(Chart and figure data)
--- start ---
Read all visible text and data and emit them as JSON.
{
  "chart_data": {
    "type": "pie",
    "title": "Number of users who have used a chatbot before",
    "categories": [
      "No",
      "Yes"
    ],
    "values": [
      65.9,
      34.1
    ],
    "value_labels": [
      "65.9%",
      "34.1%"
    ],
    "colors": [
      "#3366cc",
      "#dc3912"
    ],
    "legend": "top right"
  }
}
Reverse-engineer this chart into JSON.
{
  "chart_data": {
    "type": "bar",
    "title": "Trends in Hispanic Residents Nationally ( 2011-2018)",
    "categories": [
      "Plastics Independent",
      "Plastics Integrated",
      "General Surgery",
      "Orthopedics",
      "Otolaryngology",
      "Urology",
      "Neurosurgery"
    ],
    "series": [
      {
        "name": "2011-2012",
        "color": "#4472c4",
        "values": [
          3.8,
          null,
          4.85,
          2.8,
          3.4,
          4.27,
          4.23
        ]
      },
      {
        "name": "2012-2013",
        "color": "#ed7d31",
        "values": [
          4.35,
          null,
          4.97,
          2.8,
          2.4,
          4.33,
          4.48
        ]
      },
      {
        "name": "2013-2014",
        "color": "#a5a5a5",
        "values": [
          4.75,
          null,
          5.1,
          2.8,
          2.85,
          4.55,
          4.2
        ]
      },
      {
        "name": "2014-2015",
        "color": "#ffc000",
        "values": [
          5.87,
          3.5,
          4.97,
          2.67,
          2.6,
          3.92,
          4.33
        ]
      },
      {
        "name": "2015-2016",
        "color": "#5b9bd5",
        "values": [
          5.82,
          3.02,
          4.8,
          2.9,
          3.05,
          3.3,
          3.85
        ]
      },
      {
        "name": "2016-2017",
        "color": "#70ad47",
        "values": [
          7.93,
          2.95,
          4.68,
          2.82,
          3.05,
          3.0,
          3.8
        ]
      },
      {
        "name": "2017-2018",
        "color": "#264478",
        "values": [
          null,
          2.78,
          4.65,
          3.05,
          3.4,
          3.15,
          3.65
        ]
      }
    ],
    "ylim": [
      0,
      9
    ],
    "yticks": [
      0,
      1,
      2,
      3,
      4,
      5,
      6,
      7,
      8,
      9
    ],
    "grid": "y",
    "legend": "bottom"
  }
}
--- end ---
▸ **SET PROBLEM**
Scan the data above and copy every line with "Plastics" in it.

▸ **RESULT OF THE TASK**
      "Plastics Independent",
      "Plastics Integrated",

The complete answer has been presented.